## Goal
Of the lines in the listing below, how many hold "工作流程"? Answer with the number only.

=-=-=-=-=

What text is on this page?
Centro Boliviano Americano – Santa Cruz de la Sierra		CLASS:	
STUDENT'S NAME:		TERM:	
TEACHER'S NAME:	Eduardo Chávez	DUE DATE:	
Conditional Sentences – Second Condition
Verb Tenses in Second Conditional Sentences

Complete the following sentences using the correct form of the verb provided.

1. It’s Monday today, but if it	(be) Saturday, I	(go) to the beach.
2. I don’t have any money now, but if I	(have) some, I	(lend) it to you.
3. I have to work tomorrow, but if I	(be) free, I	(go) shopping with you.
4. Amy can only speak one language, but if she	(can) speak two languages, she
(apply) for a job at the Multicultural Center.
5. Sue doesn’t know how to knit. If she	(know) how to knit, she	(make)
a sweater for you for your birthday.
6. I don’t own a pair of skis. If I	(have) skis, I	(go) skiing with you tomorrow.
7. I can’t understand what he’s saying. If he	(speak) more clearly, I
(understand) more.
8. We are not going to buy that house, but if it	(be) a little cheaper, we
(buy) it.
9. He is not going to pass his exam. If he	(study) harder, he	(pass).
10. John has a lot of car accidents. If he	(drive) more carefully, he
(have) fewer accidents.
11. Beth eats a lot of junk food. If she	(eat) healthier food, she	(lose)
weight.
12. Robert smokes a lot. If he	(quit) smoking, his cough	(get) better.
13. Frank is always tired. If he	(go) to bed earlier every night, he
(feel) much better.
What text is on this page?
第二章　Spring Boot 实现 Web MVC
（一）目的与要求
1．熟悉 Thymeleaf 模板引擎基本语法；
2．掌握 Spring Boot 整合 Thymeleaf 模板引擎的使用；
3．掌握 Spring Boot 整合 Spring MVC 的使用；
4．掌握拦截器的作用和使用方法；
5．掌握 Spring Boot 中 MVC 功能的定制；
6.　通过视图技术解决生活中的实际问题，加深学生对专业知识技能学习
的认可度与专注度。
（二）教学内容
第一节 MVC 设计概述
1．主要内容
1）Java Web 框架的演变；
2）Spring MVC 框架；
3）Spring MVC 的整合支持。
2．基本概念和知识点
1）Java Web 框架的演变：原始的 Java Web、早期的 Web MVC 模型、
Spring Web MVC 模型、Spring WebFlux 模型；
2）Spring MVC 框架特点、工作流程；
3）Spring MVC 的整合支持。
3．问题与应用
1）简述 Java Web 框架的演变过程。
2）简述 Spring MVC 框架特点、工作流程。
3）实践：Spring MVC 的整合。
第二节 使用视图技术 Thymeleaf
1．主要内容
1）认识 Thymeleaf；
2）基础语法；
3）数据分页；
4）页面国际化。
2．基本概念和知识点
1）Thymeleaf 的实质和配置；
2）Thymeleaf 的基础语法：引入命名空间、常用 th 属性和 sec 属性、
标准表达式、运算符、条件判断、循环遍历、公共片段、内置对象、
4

=-=-=-=-=

## Answer for the task
2